Copy every line of the records below, character for character.
▬▬▬▬▬▬▬▬▬▬
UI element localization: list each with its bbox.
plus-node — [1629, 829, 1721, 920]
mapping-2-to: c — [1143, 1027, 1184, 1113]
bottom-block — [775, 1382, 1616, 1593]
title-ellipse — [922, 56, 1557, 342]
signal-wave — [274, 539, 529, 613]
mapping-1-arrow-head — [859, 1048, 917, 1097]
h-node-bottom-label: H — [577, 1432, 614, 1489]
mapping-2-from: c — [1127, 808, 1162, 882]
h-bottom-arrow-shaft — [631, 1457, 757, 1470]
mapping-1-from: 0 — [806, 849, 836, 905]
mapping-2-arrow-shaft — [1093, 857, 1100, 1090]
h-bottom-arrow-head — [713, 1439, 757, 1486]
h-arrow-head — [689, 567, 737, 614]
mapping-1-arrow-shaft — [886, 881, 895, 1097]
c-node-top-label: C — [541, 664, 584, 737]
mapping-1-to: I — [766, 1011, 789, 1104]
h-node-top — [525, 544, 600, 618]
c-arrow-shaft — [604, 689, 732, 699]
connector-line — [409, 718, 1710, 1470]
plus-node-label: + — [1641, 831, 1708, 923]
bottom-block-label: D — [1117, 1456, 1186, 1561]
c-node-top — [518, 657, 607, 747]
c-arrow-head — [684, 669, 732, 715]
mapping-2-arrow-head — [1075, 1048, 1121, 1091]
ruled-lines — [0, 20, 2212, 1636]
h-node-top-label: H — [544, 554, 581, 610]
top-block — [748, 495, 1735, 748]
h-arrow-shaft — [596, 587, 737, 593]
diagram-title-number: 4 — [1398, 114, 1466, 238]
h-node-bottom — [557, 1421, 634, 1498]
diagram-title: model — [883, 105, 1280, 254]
▬▬▬▬▬▬▬▬▬▬
▸ **Solution**
UI element localization: list each with its bbox.
plus-node — [1629, 829, 1721, 920]
mapping-2-to: c — [1143, 1027, 1184, 1113]
bottom-block — [775, 1382, 1616, 1593]
title-ellipse — [922, 56, 1557, 342]
signal-wave — [274, 539, 529, 613]
mapping-1-arrow-head — [859, 1048, 917, 1097]
h-node-bottom-label: H — [577, 1432, 614, 1489]
mapping-2-from: c — [1127, 808, 1162, 882]
h-bottom-arrow-shaft — [631, 1457, 757, 1470]
mapping-1-from: 0 — [806, 849, 836, 905]
mapping-2-arrow-shaft — [1093, 857, 1100, 1090]
h-bottom-arrow-head — [713, 1439, 757, 1486]
h-arrow-head — [689, 567, 737, 614]
mapping-1-arrow-shaft — [886, 881, 895, 1097]
c-node-top-label: C — [541, 664, 584, 737]
mapping-1-to: I — [766, 1011, 789, 1104]
h-node-top — [525, 544, 600, 618]
c-arrow-shaft — [604, 689, 732, 699]
connector-line — [409, 718, 1710, 1470]
plus-node-label: + — [1641, 831, 1708, 923]
bottom-block-label: D — [1117, 1456, 1186, 1561]
c-node-top — [518, 657, 607, 747]
c-arrow-head — [684, 669, 732, 715]
mapping-2-arrow-head — [1075, 1048, 1121, 1091]
ruled-lines — [0, 20, 2212, 1636]
h-node-top-label: H — [544, 554, 581, 610]
top-block — [748, 495, 1735, 748]
h-arrow-shaft — [596, 587, 737, 593]
diagram-title-number: 4 — [1398, 114, 1466, 238]
h-node-bottom — [557, 1421, 634, 1498]
diagram-title: model — [883, 105, 1280, 254]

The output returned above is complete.